■ **WHAT YOU NEED TO DO**
Print the records again, character for character.

■ **PROVIDED ENTRIES**
◇ ◇ ◇ ◇ ◇ ◇ ◇
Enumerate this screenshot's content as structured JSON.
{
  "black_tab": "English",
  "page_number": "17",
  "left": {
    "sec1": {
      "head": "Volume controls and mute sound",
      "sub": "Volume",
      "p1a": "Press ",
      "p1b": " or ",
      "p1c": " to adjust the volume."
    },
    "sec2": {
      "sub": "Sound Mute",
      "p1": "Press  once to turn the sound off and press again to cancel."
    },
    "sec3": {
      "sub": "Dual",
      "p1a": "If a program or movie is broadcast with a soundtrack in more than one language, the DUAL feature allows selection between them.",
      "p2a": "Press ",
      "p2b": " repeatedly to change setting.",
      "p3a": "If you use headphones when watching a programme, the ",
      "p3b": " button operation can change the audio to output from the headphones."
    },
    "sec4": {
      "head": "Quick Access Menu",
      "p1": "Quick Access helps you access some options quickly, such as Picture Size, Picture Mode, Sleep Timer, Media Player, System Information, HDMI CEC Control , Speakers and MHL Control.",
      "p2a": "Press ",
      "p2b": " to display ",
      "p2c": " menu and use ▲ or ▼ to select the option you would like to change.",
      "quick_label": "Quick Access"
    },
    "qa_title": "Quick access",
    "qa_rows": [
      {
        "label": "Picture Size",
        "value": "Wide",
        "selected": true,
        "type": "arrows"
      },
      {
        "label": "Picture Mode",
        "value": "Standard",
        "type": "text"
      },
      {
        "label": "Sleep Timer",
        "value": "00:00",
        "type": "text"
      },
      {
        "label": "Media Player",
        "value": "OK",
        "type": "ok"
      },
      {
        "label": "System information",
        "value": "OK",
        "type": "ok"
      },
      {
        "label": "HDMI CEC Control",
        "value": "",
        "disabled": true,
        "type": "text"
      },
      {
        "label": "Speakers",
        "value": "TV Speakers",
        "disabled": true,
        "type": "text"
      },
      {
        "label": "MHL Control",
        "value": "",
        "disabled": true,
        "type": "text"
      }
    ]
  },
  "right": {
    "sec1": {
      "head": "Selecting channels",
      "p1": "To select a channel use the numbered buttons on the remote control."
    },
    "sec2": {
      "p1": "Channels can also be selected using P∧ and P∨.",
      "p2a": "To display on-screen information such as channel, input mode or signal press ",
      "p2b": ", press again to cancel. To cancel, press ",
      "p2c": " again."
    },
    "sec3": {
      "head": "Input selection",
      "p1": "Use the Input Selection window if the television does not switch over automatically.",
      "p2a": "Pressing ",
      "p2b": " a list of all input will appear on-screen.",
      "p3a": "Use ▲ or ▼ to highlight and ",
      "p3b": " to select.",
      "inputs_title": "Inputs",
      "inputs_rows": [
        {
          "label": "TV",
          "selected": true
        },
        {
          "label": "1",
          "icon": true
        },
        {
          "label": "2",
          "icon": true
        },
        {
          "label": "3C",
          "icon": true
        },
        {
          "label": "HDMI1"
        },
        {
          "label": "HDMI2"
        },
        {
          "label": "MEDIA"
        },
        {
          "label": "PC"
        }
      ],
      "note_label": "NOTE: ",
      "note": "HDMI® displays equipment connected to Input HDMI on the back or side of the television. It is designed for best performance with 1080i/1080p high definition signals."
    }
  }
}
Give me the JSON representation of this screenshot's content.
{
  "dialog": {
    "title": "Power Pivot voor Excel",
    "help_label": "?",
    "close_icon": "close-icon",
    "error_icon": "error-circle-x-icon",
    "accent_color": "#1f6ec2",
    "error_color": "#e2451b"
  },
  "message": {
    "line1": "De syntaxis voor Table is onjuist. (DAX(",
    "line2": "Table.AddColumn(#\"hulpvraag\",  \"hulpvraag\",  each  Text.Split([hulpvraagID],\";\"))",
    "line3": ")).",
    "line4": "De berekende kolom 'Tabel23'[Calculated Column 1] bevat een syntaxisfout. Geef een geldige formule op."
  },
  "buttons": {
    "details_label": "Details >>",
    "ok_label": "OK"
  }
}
◇ ◇ ◇ ◇ ◇ ◇ ◇
■ **ANSWER FOR THE TASK**
Enumerate this screenshot's content as structured JSON.
{
  "black_tab": "English",
  "page_number": "17",
  "left": {
    "sec1": {
      "head": "Volume controls and mute sound",
      "sub": "Volume",
      "p1a": "Press ",
      "p1b": " or ",
      "p1c": " to adjust the volume."
    },
    "sec2": {
      "sub": "Sound Mute",
      "p1": "Press  once to turn the sound off and press again to cancel."
    },
    "sec3": {
      "sub": "Dual",
      "p1a": "If a program or movie is broadcast with a soundtrack in more than one language, the DUAL feature allows selection between them.",
      "p2a": "Press ",
      "p2b": " repeatedly to change setting.",
      "p3a": "If you use headphones when watching a programme, the ",
      "p3b": " button operation can change the audio to output from the headphones."
    },
    "sec4": {
      "head": "Quick Access Menu",
      "p1": "Quick Access helps you access some options quickly, such as Picture Size, Picture Mode, Sleep Timer, Media Player, System Information, HDMI CEC Control , Speakers and MHL Control.",
      "p2a": "Press ",
      "p2b": " to display ",
      "p2c": " menu and use ▲ or ▼ to select the option you would like to change.",
      "quick_label": "Quick Access"
    },
    "qa_title": "Quick access",
    "qa_rows": [
      {
        "label": "Picture Size",
        "value": "Wide",
        "selected": true,
        "type": "arrows"
      },
      {
        "label": "Picture Mode",
        "value": "Standard",
        "type": "text"
      },
      {
        "label": "Sleep Timer",
        "value": "00:00",
        "type": "text"
      },
      {
        "label": "Media Player",
        "value": "OK",
        "type": "ok"
      },
      {
        "label": "System information",
        "value": "OK",
        "type": "ok"
      },
      {
        "label": "HDMI CEC Control",
        "value": "",
        "disabled": true,
        "type": "text"
      },
      {
        "label": "Speakers",
        "value": "TV Speakers",
        "disabled": true,
        "type": "text"
      },
      {
        "label": "MHL Control",
        "value": "",
        "disabled": true,
        "type": "text"
      }
    ]
  },
  "right": {
    "sec1": {
      "head": "Selecting channels",
      "p1": "To select a channel use the numbered buttons on the remote control."
    },
    "sec2": {
      "p1": "Channels can also be selected using P∧ and P∨.",
      "p2a": "To display on-screen information such as channel, input mode or signal press ",
      "p2b": ", press again to cancel. To cancel, press ",
      "p2c": " again."
    },
    "sec3": {
      "head": "Input selection",
      "p1": "Use the Input Selection window if the television does not switch over automatically.",
      "p2a": "Pressing ",
      "p2b": " a list of all input will appear on-screen.",
      "p3a": "Use ▲ or ▼ to highlight and ",
      "p3b": " to select.",
      "inputs_title": "Inputs",
      "inputs_rows": [
        {
          "label": "TV",
          "selected": true
        },
        {
          "label": "1",
          "icon": true
        },
        {
          "label": "2",
          "icon": true
        },
        {
          "label": "3C",
          "icon": true
        },
        {
          "label": "HDMI1"
        },
        {
          "label": "HDMI2"
        },
        {
          "label": "MEDIA"
        },
        {
          "label": "PC"
        }
      ],
      "note_label": "NOTE: ",
      "note": "HDMI® displays equipment connected to Input HDMI on the back or side of the television. It is designed for best performance with 1080i/1080p high definition signals."
    }
  }
}
Give me the JSON representation of this screenshot's content.
{
  "dialog": {
    "title": "Power Pivot voor Excel",
    "help_label": "?",
    "close_icon": "close-icon",
    "error_icon": "error-circle-x-icon",
    "accent_color": "#1f6ec2",
    "error_color": "#e2451b"
  },
  "message": {
    "line1": "De syntaxis voor Table is onjuist. (DAX(",
    "line2": "Table.AddColumn(#\"hulpvraag\",  \"hulpvraag\",  each  Text.Split([hulpvraagID],\";\"))",
    "line3": ")).",
    "line4": "De berekende kolom 'Tabel23'[Calculated Column 1] bevat een syntaxisfout. Geef een geldige formule op."
  },
  "buttons": {
    "details_label": "Details >>",
    "ok_label": "OK"
  }
}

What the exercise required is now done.